* _TASK DIRECTIONS_: Collect each line containing "this".

* _EXTRACTED RECORDS_:
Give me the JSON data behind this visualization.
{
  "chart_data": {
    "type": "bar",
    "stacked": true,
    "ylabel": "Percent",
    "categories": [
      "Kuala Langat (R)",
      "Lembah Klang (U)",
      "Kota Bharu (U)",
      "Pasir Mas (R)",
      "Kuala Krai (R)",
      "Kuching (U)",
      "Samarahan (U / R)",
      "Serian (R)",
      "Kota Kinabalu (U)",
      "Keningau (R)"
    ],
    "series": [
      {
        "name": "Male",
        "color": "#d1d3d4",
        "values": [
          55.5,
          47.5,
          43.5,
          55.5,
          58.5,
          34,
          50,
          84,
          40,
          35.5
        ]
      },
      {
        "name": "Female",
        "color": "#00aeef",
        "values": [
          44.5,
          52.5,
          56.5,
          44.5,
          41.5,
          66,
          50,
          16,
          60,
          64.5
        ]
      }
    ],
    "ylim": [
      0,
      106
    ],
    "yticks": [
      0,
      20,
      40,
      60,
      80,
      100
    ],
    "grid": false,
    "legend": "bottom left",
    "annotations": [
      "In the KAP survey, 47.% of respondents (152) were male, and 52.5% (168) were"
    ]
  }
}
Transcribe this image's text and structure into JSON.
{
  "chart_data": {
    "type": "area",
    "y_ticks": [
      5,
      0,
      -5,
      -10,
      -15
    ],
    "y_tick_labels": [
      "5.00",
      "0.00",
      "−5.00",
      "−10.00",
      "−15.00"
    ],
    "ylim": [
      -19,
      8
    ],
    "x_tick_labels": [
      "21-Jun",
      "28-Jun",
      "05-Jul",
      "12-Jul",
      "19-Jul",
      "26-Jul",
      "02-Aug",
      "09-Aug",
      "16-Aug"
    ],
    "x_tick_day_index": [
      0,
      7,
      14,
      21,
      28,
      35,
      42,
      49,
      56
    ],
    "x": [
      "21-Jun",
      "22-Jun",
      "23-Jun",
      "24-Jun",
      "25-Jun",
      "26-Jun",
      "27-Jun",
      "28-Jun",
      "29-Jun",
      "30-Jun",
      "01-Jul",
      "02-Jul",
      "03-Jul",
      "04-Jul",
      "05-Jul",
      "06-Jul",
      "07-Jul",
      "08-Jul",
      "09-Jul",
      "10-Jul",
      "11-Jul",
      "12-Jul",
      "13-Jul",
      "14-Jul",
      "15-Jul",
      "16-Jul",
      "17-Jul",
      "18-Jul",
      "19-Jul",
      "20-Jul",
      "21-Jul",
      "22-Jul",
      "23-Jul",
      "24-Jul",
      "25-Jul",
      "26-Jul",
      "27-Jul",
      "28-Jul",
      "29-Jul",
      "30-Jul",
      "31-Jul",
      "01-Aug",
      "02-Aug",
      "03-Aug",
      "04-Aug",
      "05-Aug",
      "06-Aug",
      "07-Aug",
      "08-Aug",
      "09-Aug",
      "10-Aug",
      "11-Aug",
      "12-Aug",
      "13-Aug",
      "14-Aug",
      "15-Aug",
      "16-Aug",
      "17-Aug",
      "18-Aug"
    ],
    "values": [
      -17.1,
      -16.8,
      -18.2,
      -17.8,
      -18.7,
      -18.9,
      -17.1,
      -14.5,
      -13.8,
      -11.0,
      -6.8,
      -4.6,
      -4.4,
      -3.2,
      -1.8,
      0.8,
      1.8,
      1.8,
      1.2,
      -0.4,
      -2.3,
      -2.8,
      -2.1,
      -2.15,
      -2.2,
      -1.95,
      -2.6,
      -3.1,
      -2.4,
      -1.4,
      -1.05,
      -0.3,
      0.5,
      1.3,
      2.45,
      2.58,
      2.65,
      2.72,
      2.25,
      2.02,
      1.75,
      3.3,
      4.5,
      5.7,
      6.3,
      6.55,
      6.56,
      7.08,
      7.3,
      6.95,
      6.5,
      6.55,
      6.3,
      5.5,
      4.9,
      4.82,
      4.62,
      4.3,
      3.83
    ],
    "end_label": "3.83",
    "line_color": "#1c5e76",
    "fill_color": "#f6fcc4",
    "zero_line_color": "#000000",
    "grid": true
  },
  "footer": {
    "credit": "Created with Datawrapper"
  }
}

* _EXPECTED ANSWER_:
Give me the JSON data behind this visualization.
Transcribe this image's text and structure into JSON.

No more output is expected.